### Problem:
Leaving out the pictures, please retype each record exactly.

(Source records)
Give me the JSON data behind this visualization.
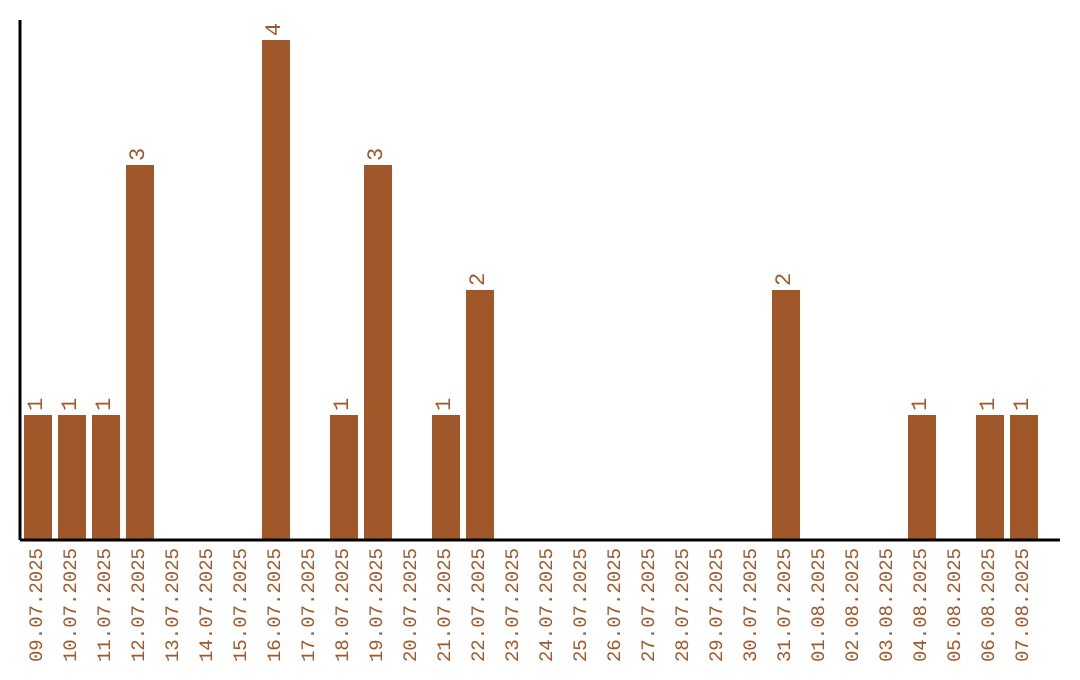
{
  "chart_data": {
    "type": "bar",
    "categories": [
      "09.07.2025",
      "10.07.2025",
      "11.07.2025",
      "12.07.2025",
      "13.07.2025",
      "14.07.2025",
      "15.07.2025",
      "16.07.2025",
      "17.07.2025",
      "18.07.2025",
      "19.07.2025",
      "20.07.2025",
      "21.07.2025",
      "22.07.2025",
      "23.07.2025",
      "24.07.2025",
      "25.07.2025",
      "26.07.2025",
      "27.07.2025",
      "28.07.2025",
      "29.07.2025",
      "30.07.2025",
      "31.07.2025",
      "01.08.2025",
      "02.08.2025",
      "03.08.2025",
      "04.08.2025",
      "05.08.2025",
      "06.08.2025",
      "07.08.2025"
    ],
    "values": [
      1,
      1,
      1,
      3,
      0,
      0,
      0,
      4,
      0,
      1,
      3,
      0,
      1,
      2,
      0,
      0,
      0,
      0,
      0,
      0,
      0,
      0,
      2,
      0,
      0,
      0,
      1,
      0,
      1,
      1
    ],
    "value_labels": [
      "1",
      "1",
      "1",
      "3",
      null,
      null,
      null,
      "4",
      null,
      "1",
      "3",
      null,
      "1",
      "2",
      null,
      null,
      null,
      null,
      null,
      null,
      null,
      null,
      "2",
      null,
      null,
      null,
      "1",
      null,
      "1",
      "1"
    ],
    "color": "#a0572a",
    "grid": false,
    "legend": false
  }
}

### Task result:
Give me the JSON data behind this visualization.
{
  "chart_data": {
    "type": "bar",
    "categories": [
      "09.07.2025",
      "10.07.2025",
      "11.07.2025",
      "12.07.2025",
      "13.07.2025",
      "14.07.2025",
      "15.07.2025",
      "16.07.2025",
      "17.07.2025",
      "18.07.2025",
      "19.07.2025",
      "20.07.2025",
      "21.07.2025",
      "22.07.2025",
      "23.07.2025",
      "24.07.2025",
      "25.07.2025",
      "26.07.2025",
      "27.07.2025",
      "28.07.2025",
      "29.07.2025",
      "30.07.2025",
      "31.07.2025",
      "01.08.2025",
      "02.08.2025",
      "03.08.2025",
      "04.08.2025",
      "05.08.2025",
      "06.08.2025",
      "07.08.2025"
    ],
    "values": [
      1,
      1,
      1,
      3,
      0,
      0,
      0,
      4,
      0,
      1,
      3,
      0,
      1,
      2,
      0,
      0,
      0,
      0,
      0,
      0,
      0,
      0,
      2,
      0,
      0,
      0,
      1,
      0,
      1,
      1
    ],
    "value_labels": [
      "1",
      "1",
      "1",
      "3",
      null,
      null,
      null,
      "4",
      null,
      "1",
      "3",
      null,
      "1",
      "2",
      null,
      null,
      null,
      null,
      null,
      null,
      null,
      null,
      "2",
      null,
      null,
      null,
      "1",
      null,
      "1",
      "1"
    ],
    "color": "#a0572a",
    "grid": false,
    "legend": false
  }
}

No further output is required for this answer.